# What needs to be done:
Your task is to transcribe, word for word, the line containing "Give me the" and all lines that follow it to the end of the entries. Leave out the pictures.

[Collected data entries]
◇ ◇ ◇ ◇ ◇
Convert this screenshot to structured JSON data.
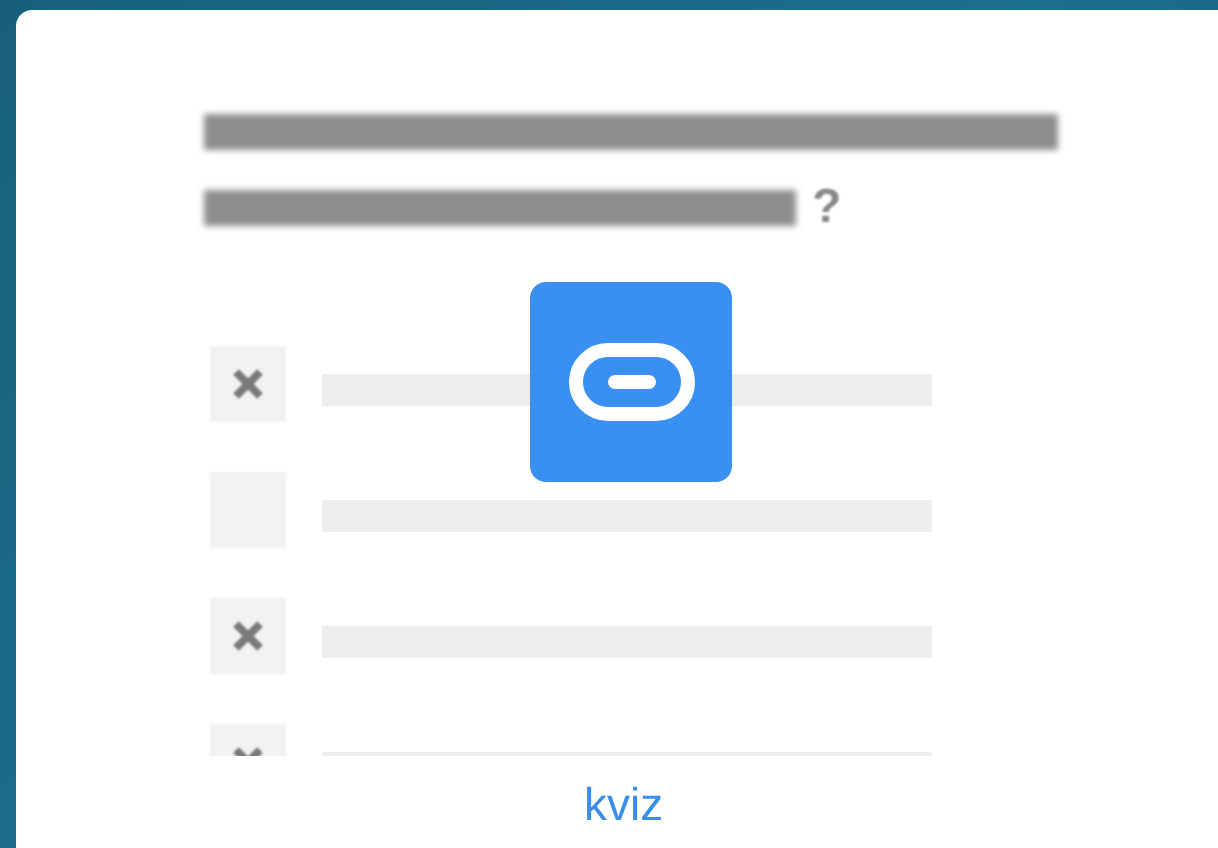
{
  "question": {
    "mark": "?"
  },
  "options": [
    {
      "checked": true
    },
    {
      "checked": false
    },
    {
      "checked": true
    },
    {
      "checked": true
    }
  ],
  "caption": "kviz"
}
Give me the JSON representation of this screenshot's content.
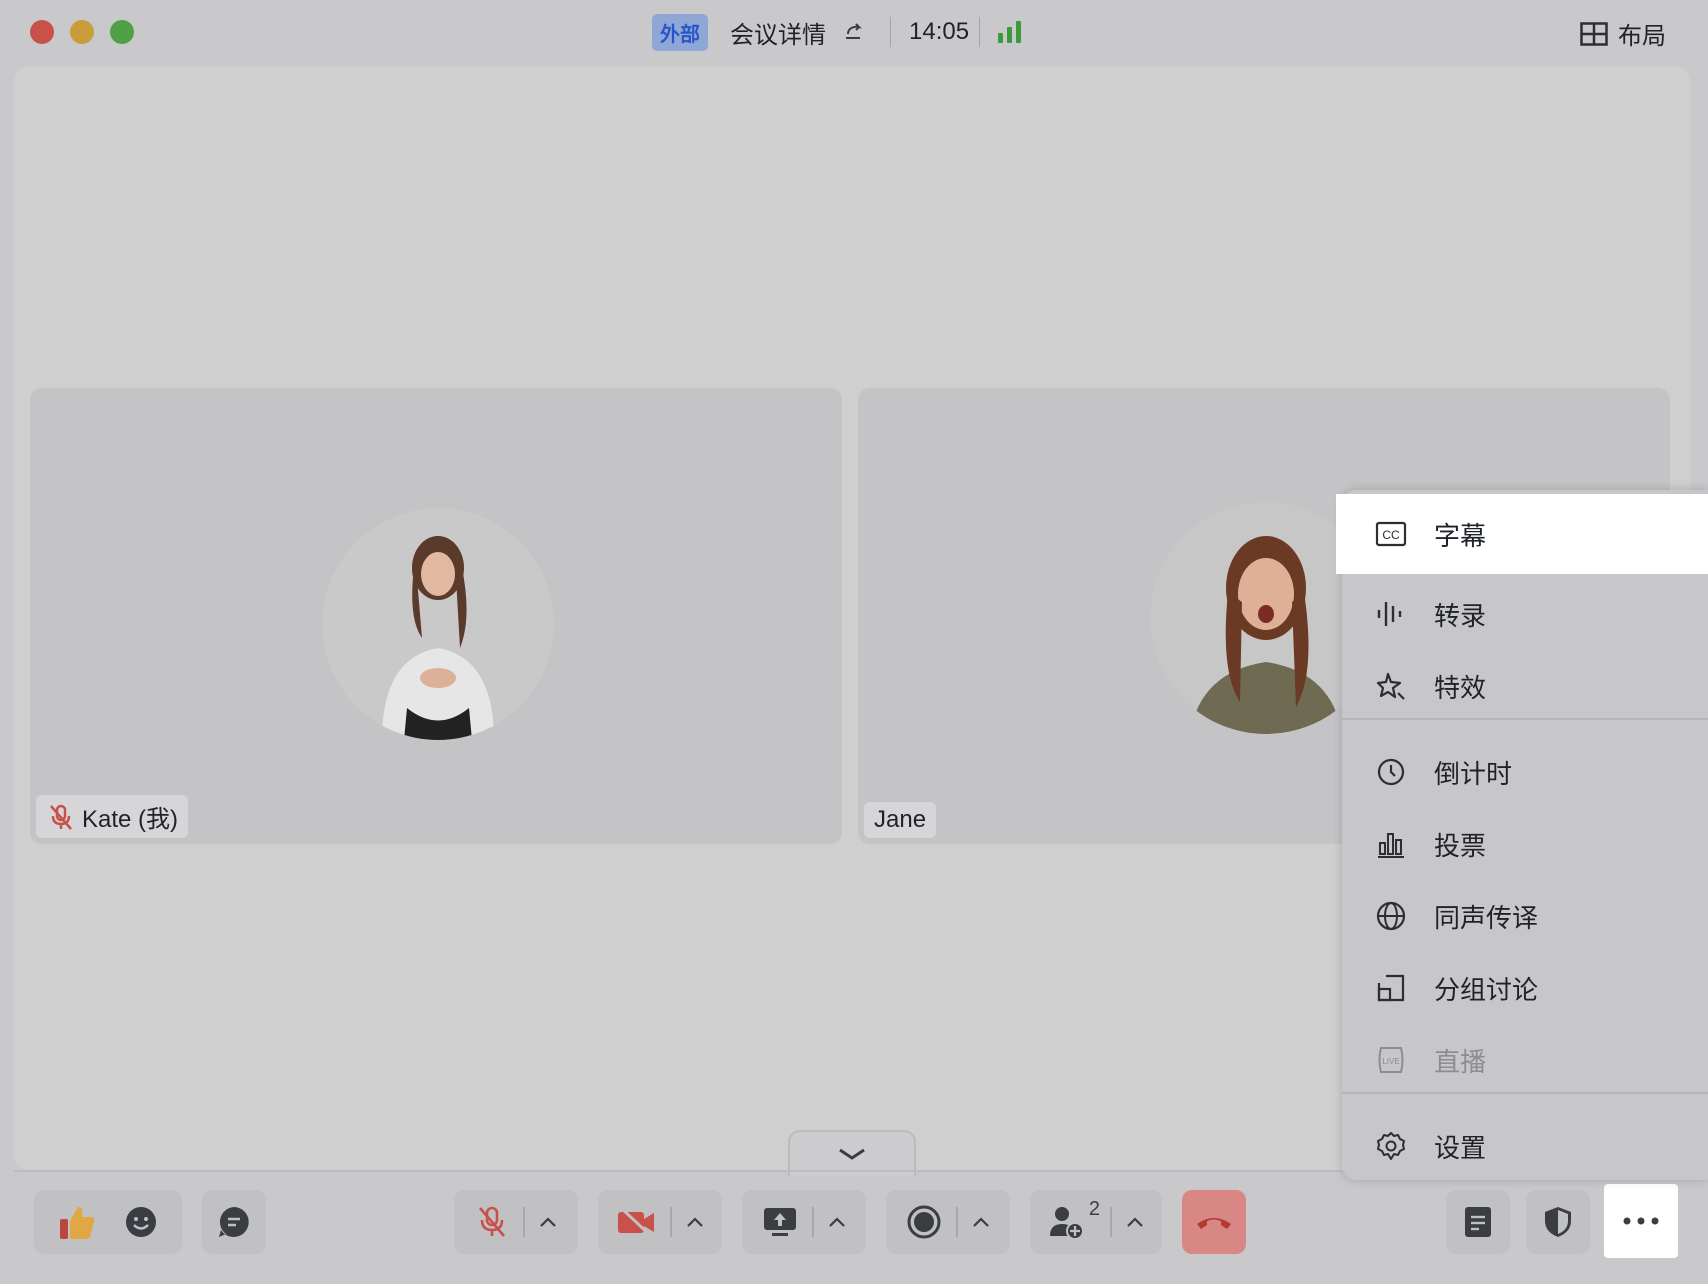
{
  "titlebar": {
    "badge": "外部",
    "meeting_details": "会议详情",
    "clock": "14:05",
    "layout_label": "布局"
  },
  "participants": [
    {
      "name": "Kate (我)",
      "muted": true
    },
    {
      "name": "Jane",
      "muted": false
    }
  ],
  "toolbar": {
    "participant_count": "2",
    "more": "..."
  },
  "menu": {
    "items": [
      {
        "label": "字幕",
        "icon": "cc-icon",
        "selected": true
      },
      {
        "label": "转录",
        "icon": "waveform-icon"
      },
      {
        "label": "特效",
        "icon": "sparkle-icon"
      },
      {
        "label": "倒计时",
        "icon": "timer-icon"
      },
      {
        "label": "投票",
        "icon": "poll-chart-icon"
      },
      {
        "label": "同声传译",
        "icon": "globe-icon"
      },
      {
        "label": "分组讨论",
        "icon": "breakout-rooms-icon"
      },
      {
        "label": "直播",
        "icon": "live-icon",
        "disabled": true
      },
      {
        "label": "设置",
        "icon": "gear-icon"
      }
    ]
  },
  "colors": {
    "accent_blue": "#2a55c8",
    "signal_green": "#3c9a3c",
    "danger_red": "#c8524b",
    "end_call_bg": "#d98785"
  }
}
◇ ◇ ◇ ◇ ◇
# Response to this task:
Give me the JSON representation of this screenshot's content.
{
  "titlebar": {
    "badge": "外部",
    "meeting_details": "会议详情",
    "clock": "14:05",
    "layout_label": "布局"
  },
  "participants": [
    {
      "name": "Kate (我)",
      "muted": true
    },
    {
      "name": "Jane",
      "muted": false
    }
  ],
  "toolbar": {
    "participant_count": "2",
    "more": "..."
  },
  "menu": {
    "items": [
      {
        "label": "字幕",
        "icon": "cc-icon",
        "selected": true
      },
      {
        "label": "转录",
        "icon": "waveform-icon"
      },
      {
        "label": "特效",
        "icon": "sparkle-icon"
      },
      {
        "label": "倒计时",
        "icon": "timer-icon"
      },
      {
        "label": "投票",
        "icon": "poll-chart-icon"
      },
      {
        "label": "同声传译",
        "icon": "globe-icon"
      },
      {
        "label": "分组讨论",
        "icon": "breakout-rooms-icon"
      },
      {
        "label": "直播",
        "icon": "live-icon",
        "disabled": true
      },
      {
        "label": "设置",
        "icon": "gear-icon"
      }
    ]
  },
  "colors": {
    "accent_blue": "#2a55c8",
    "signal_green": "#3c9a3c",
    "danger_red": "#c8524b",
    "end_call_bg": "#d98785"
  }
}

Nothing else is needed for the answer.